Transcribe each entry below exactly. Pictures do not go in the copy.
-------- Supplied entries --------
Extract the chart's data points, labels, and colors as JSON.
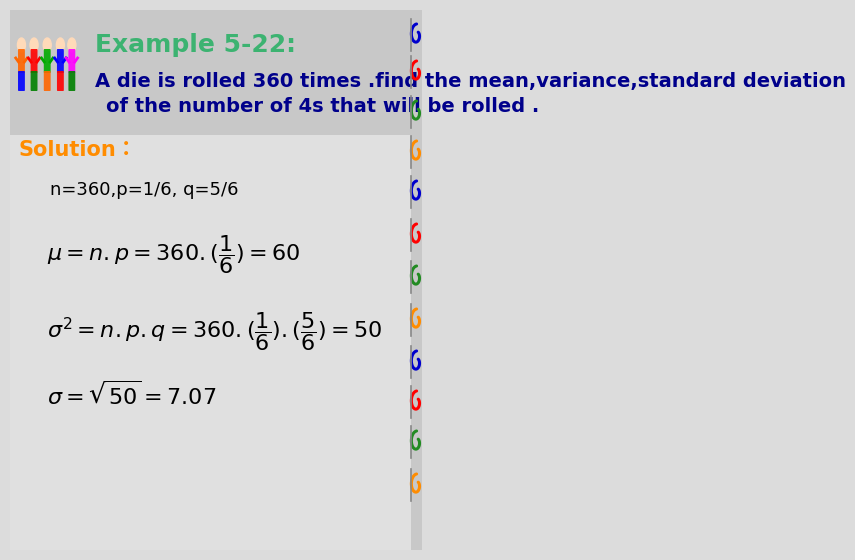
{
  "title": "Example 5-22:",
  "title_color": "#3CB371",
  "title_fontsize": 18,
  "problem_text_line1": "A die is rolled 360 times .find the mean,variance,standard deviation",
  "problem_text_line2": "of the number of 4s that will be rolled .",
  "problem_color": "#00008B",
  "problem_fontsize": 14,
  "solution_label": "Solution：",
  "solution_color": "#FF8C00",
  "solution_fontsize": 15,
  "params_text": "n=360,p=1/6, q=5/6",
  "params_fontsize": 13,
  "params_color": "#000000",
  "formula1": "$\\mu = n.p = 360.(\\dfrac{1}{6}) = 60$",
  "formula2": "$\\sigma^2 = n.p.q = 360.(\\dfrac{1}{6}).(\\dfrac{5}{6}) = 50$",
  "formula3": "$\\sigma = \\sqrt{50} = 7.07$",
  "formula_color": "#000000",
  "formula_fontsize": 16,
  "bg_color": "#DCDCDC",
  "header_bg": "#C8C8C8",
  "content_bg": "#E0E0E0",
  "spiral_colors": [
    "#0000CD",
    "#FF0000",
    "#228B22",
    "#FF8C00",
    "#0000CD",
    "#FF0000",
    "#228B22",
    "#FF8C00",
    "#0000CD",
    "#FF0000",
    "#228B22",
    "#FF8C00"
  ],
  "spiral_y_positions": [
    515,
    478,
    438,
    398,
    358,
    315,
    273,
    230,
    188,
    148,
    108,
    65
  ]
}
--------
#### [Exercise result]
Extract the chart's data points, labels, and colors as JSON.
{
  "title": "Example 5-22:",
  "title_color": "#3CB371",
  "title_fontsize": 18,
  "problem_text_line1": "A die is rolled 360 times .find the mean,variance,standard deviation",
  "problem_text_line2": "of the number of 4s that will be rolled .",
  "problem_color": "#00008B",
  "problem_fontsize": 14,
  "solution_label": "Solution：",
  "solution_color": "#FF8C00",
  "solution_fontsize": 15,
  "params_text": "n=360,p=1/6, q=5/6",
  "params_fontsize": 13,
  "params_color": "#000000",
  "formula1": "$\\mu = n.p = 360.(\\dfrac{1}{6}) = 60$",
  "formula2": "$\\sigma^2 = n.p.q = 360.(\\dfrac{1}{6}).(\\dfrac{5}{6}) = 50$",
  "formula3": "$\\sigma = \\sqrt{50} = 7.07$",
  "formula_color": "#000000",
  "formula_fontsize": 16,
  "bg_color": "#DCDCDC",
  "header_bg": "#C8C8C8",
  "content_bg": "#E0E0E0",
  "spiral_colors": [
    "#0000CD",
    "#FF0000",
    "#228B22",
    "#FF8C00",
    "#0000CD",
    "#FF0000",
    "#228B22",
    "#FF8C00",
    "#0000CD",
    "#FF0000",
    "#228B22",
    "#FF8C00"
  ],
  "spiral_y_positions": [
    515,
    478,
    438,
    398,
    358,
    315,
    273,
    230,
    188,
    148,
    108,
    65
  ]
}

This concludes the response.